Please copy out, unchanged, the lines between the one holding "- series-line-2: [101, 72, 555, 282]" and the one holding "What elements are", inclusive.

INFORMATION PROVIDED:

★ ★ ★

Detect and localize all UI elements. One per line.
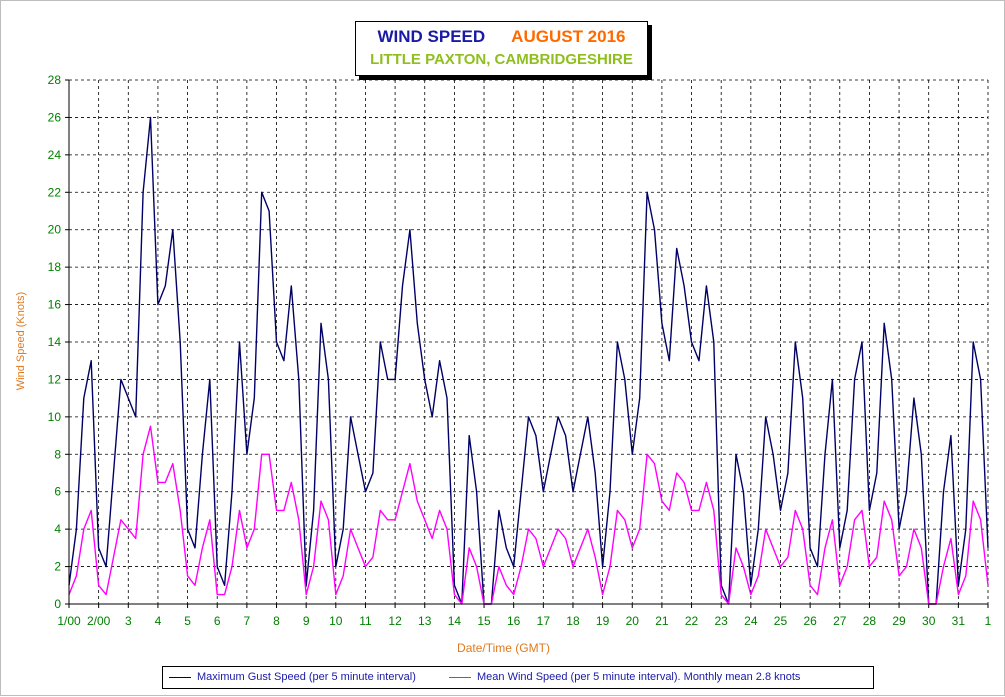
x-tick-label: 8: [273, 614, 280, 628]
x-tick-label: 25: [774, 614, 788, 628]
x-tick-label: 10: [329, 614, 343, 628]
y-tick-label: 16: [48, 298, 62, 312]
x-tick-label: 15: [477, 614, 491, 628]
x-tick-label: 5: [184, 614, 191, 628]
y-tick-label: 22: [48, 185, 62, 199]
chart-subtitle: LITTLE PAXTON, CAMBRIDGESHIRE: [370, 51, 633, 68]
x-tick-label: 11: [359, 614, 372, 628]
x-tick-label: 19: [596, 614, 610, 628]
chart-title-month: AUGUST 2016: [511, 27, 626, 46]
x-tick-label: 27: [833, 614, 847, 628]
chart-title-box: WIND SPEED AUGUST 2016 LITTLE PAXTON, CAM…: [355, 21, 648, 76]
y-tick-label: 6: [54, 485, 61, 499]
x-tick-label: 7: [244, 614, 251, 628]
y-tick-label: 26: [48, 110, 62, 124]
legend-label-mean: Mean Wind Speed (per 5 minute interval).…: [477, 671, 801, 683]
series-gust-line: [68, 116, 989, 605]
x-tick-label: 30: [922, 614, 936, 628]
y-tick-label: 8: [54, 447, 61, 461]
y-axis-title: Wind Speed (Knots): [15, 291, 27, 391]
y-tick-label: 12: [48, 372, 62, 386]
x-tick-label: 21: [655, 614, 669, 628]
x-tick-label: 12: [388, 614, 402, 628]
plot-area: [69, 80, 988, 604]
y-tick-label: 24: [48, 148, 62, 162]
x-tick-label: 14: [448, 614, 462, 628]
x-tick-label: 1/00: [57, 614, 81, 628]
x-tick-label: 22: [685, 614, 699, 628]
y-tick-label: 0: [54, 597, 61, 611]
x-tick-label: 13: [418, 614, 432, 628]
legend: Maximum Gust Speed (per 5 minute interva…: [162, 666, 874, 689]
x-tick-label: 18: [566, 614, 580, 628]
y-tick-label: 10: [48, 410, 62, 424]
chart-title: WIND SPEED AUGUST 2016: [356, 27, 647, 47]
x-tick-label: 26: [803, 614, 817, 628]
x-tick-label: 31: [952, 614, 966, 628]
x-tick-label: 28: [863, 614, 877, 628]
x-tick-label: 4: [155, 614, 162, 628]
y-tick-label: 14: [48, 335, 62, 349]
x-tick-label: 6: [214, 614, 221, 628]
chart-title-main: WIND SPEED: [377, 27, 486, 46]
x-tick-label: 20: [626, 614, 640, 628]
legend-label-gust: Maximum Gust Speed (per 5 minute interva…: [197, 671, 416, 683]
y-tick-label: 4: [54, 522, 61, 536]
x-tick-label: 23: [715, 614, 729, 628]
y-tick-label: 28: [48, 73, 62, 87]
y-tick-label: 2: [54, 560, 61, 574]
legend-item-mean: Mean Wind Speed (per 5 minute interval).…: [449, 671, 800, 683]
legend-swatch-mean: [449, 676, 471, 678]
y-tick-label: 20: [48, 223, 62, 237]
x-tick-label: 9: [303, 614, 310, 628]
x-tick-label: 29: [892, 614, 906, 628]
x-tick-label: 24: [744, 614, 758, 628]
x-tick-label: 16: [507, 614, 521, 628]
legend-item-gust: Maximum Gust Speed (per 5 minute interva…: [169, 671, 416, 683]
y-tick-label: 18: [48, 260, 62, 274]
x-tick-label: 2/00: [87, 614, 111, 628]
x-tick-label: 17: [537, 614, 551, 628]
x-tick-label: 3: [125, 614, 132, 628]
legend-swatch-gust: [169, 676, 191, 678]
x-axis-title: Date/Time (GMT): [457, 641, 550, 655]
series-mean-line: [68, 425, 989, 605]
x-tick-label: 1: [985, 614, 992, 628]
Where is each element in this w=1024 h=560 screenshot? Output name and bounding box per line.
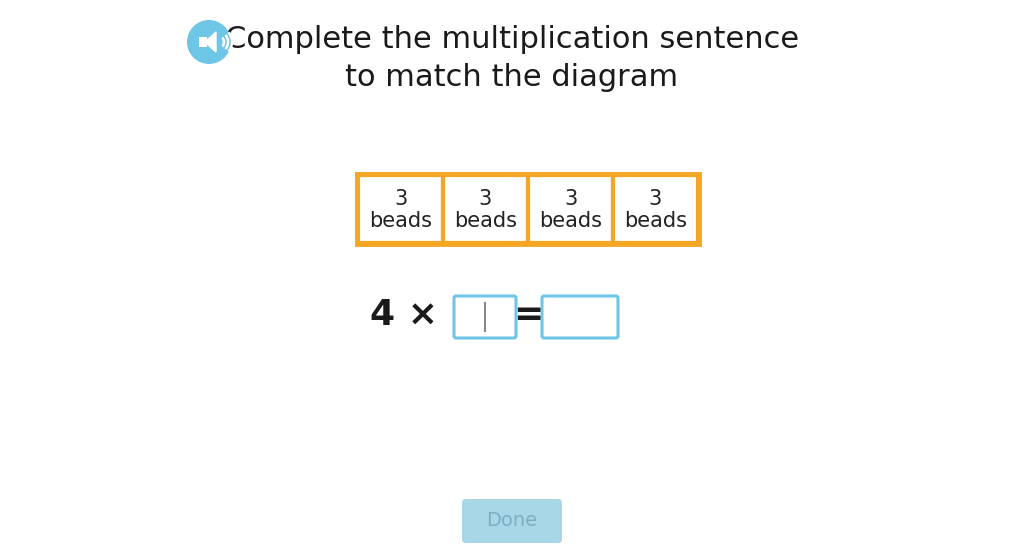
Text: 4 ×: 4 × (370, 298, 438, 332)
FancyBboxPatch shape (528, 175, 613, 243)
Text: 3: 3 (649, 189, 663, 209)
Text: beads: beads (539, 211, 602, 231)
FancyBboxPatch shape (454, 296, 516, 338)
Text: to match the diagram: to match the diagram (345, 63, 679, 92)
Text: 3: 3 (394, 189, 408, 209)
Text: beads: beads (369, 211, 432, 231)
Text: Done: Done (486, 511, 538, 530)
FancyBboxPatch shape (443, 175, 528, 243)
Polygon shape (206, 32, 216, 52)
Text: 3: 3 (564, 189, 578, 209)
Circle shape (187, 20, 231, 64)
FancyBboxPatch shape (199, 37, 207, 47)
Text: beads: beads (454, 211, 517, 231)
Text: Complete the multiplication sentence: Complete the multiplication sentence (225, 26, 799, 54)
Text: beads: beads (624, 211, 687, 231)
Text: 3: 3 (479, 189, 493, 209)
FancyBboxPatch shape (462, 499, 562, 543)
Text: =: = (513, 298, 543, 332)
FancyBboxPatch shape (358, 175, 443, 243)
FancyBboxPatch shape (542, 296, 618, 338)
FancyBboxPatch shape (613, 175, 698, 243)
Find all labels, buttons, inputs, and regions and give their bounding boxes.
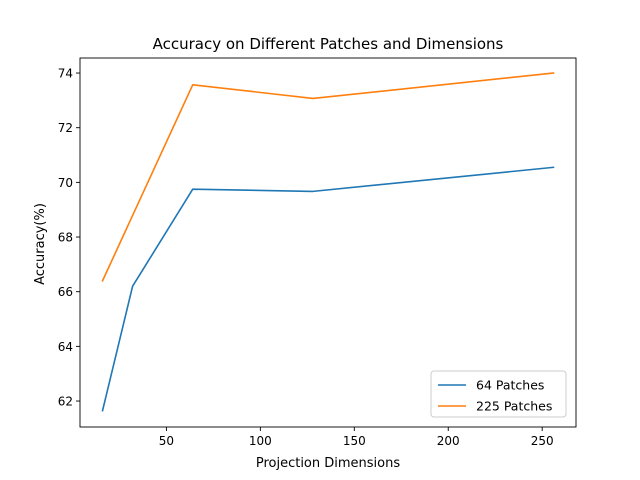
- series-line-2: [101, 72, 555, 282]
- y-tick-label: 64: [58, 340, 73, 354]
- chart-title: Accuracy on Different Patches and Dimens…: [153, 35, 504, 53]
- y-tick-label: 72: [58, 121, 73, 135]
- x-tick-label: 150: [343, 434, 366, 448]
- y-tick-label: 66: [58, 285, 73, 299]
- y-tick-label: 62: [58, 395, 73, 409]
- x-tick-label: 200: [437, 434, 460, 448]
- x-tick-label: 50: [159, 434, 174, 448]
- legend-label-1: 64 Patches: [476, 378, 544, 393]
- y-tick-label: 74: [58, 67, 73, 81]
- plot-frame: [79, 57, 577, 428]
- y-tick-label: 70: [58, 176, 73, 190]
- x-axis-label: Projection Dimensions: [256, 456, 401, 471]
- plot-area: 50 100 150 200 250 62 64 66 68 70 72 74 64 Patches 22…: [58, 57, 577, 448]
- y-tick-label: 68: [58, 231, 73, 245]
- series-line-1: [101, 166, 555, 412]
- y-axis-label: Accuracy(%): [33, 203, 48, 285]
- x-tick-label: 100: [249, 434, 272, 448]
- x-tick-label: 250: [531, 434, 554, 448]
- legend-label-2: 225 Patches: [476, 399, 552, 414]
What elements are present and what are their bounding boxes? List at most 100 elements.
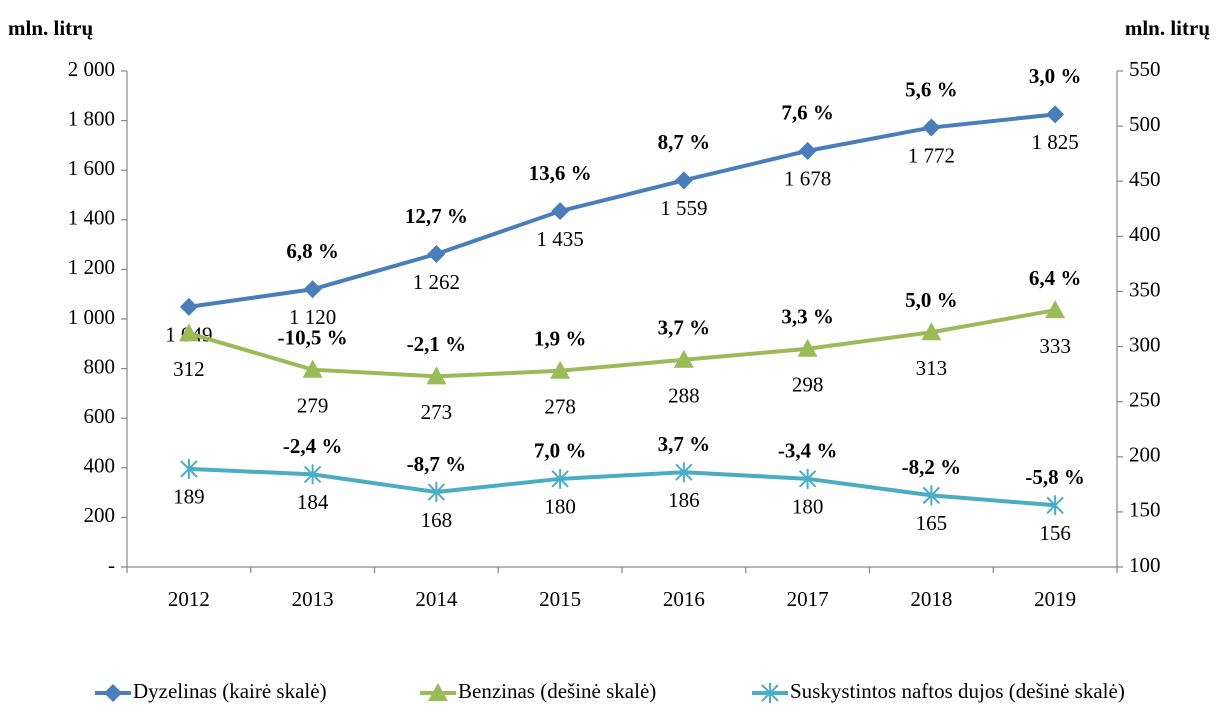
data-label: 278: [544, 395, 576, 419]
change-label: -10,5 %: [278, 326, 348, 350]
change-label: 13,6 %: [529, 161, 592, 185]
x-tick-label: 2014: [415, 587, 458, 611]
data-label: 1 559: [660, 196, 707, 220]
y-tick-label: 1 400: [68, 206, 115, 230]
data-point: [798, 141, 817, 160]
data-point: [1045, 300, 1066, 319]
change-label: 7,6 %: [781, 101, 834, 125]
data-point: [797, 338, 818, 357]
legend-label: Suskystintos naftos dujos (dešinė skalė): [790, 679, 1125, 703]
data-point: [179, 297, 198, 316]
data-point: [798, 468, 817, 489]
data-point: [302, 359, 323, 378]
change-label: 7,0 %: [534, 439, 587, 463]
legend-marker: [428, 683, 448, 701]
change-label: 12,7 %: [405, 204, 468, 228]
data-label: 1 120: [289, 305, 336, 329]
data-label: 288: [668, 384, 700, 408]
y2-tick-label: 200: [1129, 443, 1161, 467]
change-label: 5,6 %: [905, 77, 958, 101]
series-line: [188, 308, 1056, 379]
y-tick-label: 400: [84, 454, 116, 478]
y-tick-label: -: [108, 553, 115, 577]
data-point: [675, 462, 693, 483]
y-tick-label: 800: [84, 354, 116, 378]
change-label: -8,7 %: [407, 452, 467, 476]
data-point: [922, 485, 941, 506]
x-tick-label: 2019: [1034, 587, 1076, 611]
x-tick-label: 2013: [292, 587, 334, 611]
data-label: 1 678: [784, 167, 831, 191]
data-point: [178, 323, 199, 342]
x-tick-label: 2016: [663, 587, 705, 611]
y2-tick-label: 300: [1129, 332, 1161, 356]
data-point: [551, 202, 570, 221]
y2-tick-label: 400: [1129, 222, 1161, 246]
y2-axis-label: mln. litrų: [1125, 16, 1210, 40]
data-point: [1046, 495, 1064, 516]
data-label: 1 435: [537, 227, 584, 251]
y-tick-label: 2 000: [68, 57, 115, 81]
change-label: 6,4 %: [1029, 266, 1082, 290]
data-label: 180: [544, 495, 576, 519]
data-point: [180, 458, 198, 479]
data-point: [1046, 105, 1065, 124]
data-point: [922, 118, 941, 137]
data-label: 279: [297, 394, 329, 418]
y2-tick-label: 550: [1129, 57, 1161, 81]
data-point: [303, 464, 322, 485]
data-point: [673, 349, 694, 368]
change-label: -2,1 %: [407, 332, 467, 356]
data-point: [427, 482, 446, 503]
data-point: [303, 280, 322, 299]
change-label: -5,8 %: [1025, 465, 1085, 489]
change-label: 3,3 %: [781, 305, 834, 329]
y2-tick-label: 350: [1129, 277, 1161, 301]
data-label: 1 772: [908, 143, 955, 167]
legend-marker: [104, 684, 122, 702]
change-label: 6,8 %: [286, 239, 339, 263]
y-tick-label: 1 600: [68, 156, 115, 180]
data-label: 180: [792, 495, 824, 519]
data-label: 168: [421, 508, 453, 532]
y-tick-label: 1 200: [68, 255, 115, 279]
change-label: 3,0 %: [1029, 64, 1082, 88]
y2-tick-label: 150: [1129, 498, 1161, 522]
y-tick-label: 600: [84, 404, 116, 428]
data-point: [427, 245, 446, 264]
data-label: 184: [297, 490, 329, 514]
y2-tick-label: 100: [1129, 553, 1161, 577]
data-point: [551, 468, 569, 489]
x-tick-label: 2012: [168, 587, 210, 611]
data-point: [674, 171, 693, 190]
y-tick-label: 200: [84, 503, 116, 527]
data-point: [921, 322, 942, 341]
change-label: 3,7 %: [658, 432, 711, 456]
data-label: 1 262: [413, 270, 460, 294]
data-label: 186: [668, 488, 700, 512]
x-tick-label: 2018: [910, 587, 952, 611]
data-point: [550, 360, 571, 379]
change-label: -3,4 %: [778, 439, 838, 463]
change-label: -2,4 %: [283, 434, 343, 458]
y-axis-label: mln. litrų: [8, 16, 93, 40]
y-tick-label: 1 800: [68, 106, 115, 130]
change-label: 8,7 %: [658, 130, 711, 154]
data-point: [426, 366, 447, 385]
x-tick-label: 2017: [787, 587, 829, 611]
change-label: 5,0 %: [905, 288, 958, 312]
change-label: 1,9 %: [534, 327, 587, 351]
data-label: 1 825: [1032, 130, 1079, 154]
legend-label: Dyzelinas (kairė skalė): [133, 679, 327, 703]
data-label: 333: [1039, 334, 1071, 358]
data-label: 273: [421, 400, 453, 424]
y2-tick-label: 450: [1129, 167, 1161, 191]
y-tick-label: 1 000: [68, 305, 115, 329]
y2-tick-label: 500: [1129, 112, 1161, 136]
data-label: 156: [1039, 521, 1071, 545]
data-label: 298: [792, 373, 824, 397]
series-line: [188, 112, 1056, 309]
data-label: 189: [173, 485, 205, 509]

★ ★ ★

TASK OUTPUT:
- series-line-2: [101, 72, 555, 282]
- y-tick-label: 64: [58, 340, 73, 354]
- chart-title: Accuracy on Different Patches and Dimens…: [153, 35, 504, 53]
- y-tick-label: 72: [58, 121, 73, 135]
- x-tick-label: 150: [343, 434, 366, 448]
- y-tick-label: 66: [58, 285, 73, 299]
- y-tick-label: 62: [58, 395, 73, 409]
- x-tick-label: 200: [437, 434, 460, 448]
- x-tick-label: 50: [159, 434, 174, 448]
- legend-label-1: 64 Patches: [476, 378, 544, 393]
- y-tick-label: 74: [58, 67, 73, 81]
- plot-frame: [79, 57, 577, 428]
- y-tick-label: 70: [58, 176, 73, 190]
- x-axis-label: Projection Dimensions: [256, 456, 401, 471]
- plot-area: 50 100 150 200 250 62 64 66 68 70 72 74 64 Patches 22…: [58, 57, 577, 448]
- y-tick-label: 68: [58, 231, 73, 245]
- series-line-1: [101, 166, 555, 412]
- y-axis-label: Accuracy(%): [33, 203, 48, 285]
- x-tick-label: 100: [249, 434, 272, 448]
- x-tick-label: 250: [531, 434, 554, 448]
- legend-label-2: 225 Patches: [476, 399, 552, 414]
What elements are present and what are their bounding boxes? List at most 100 elements.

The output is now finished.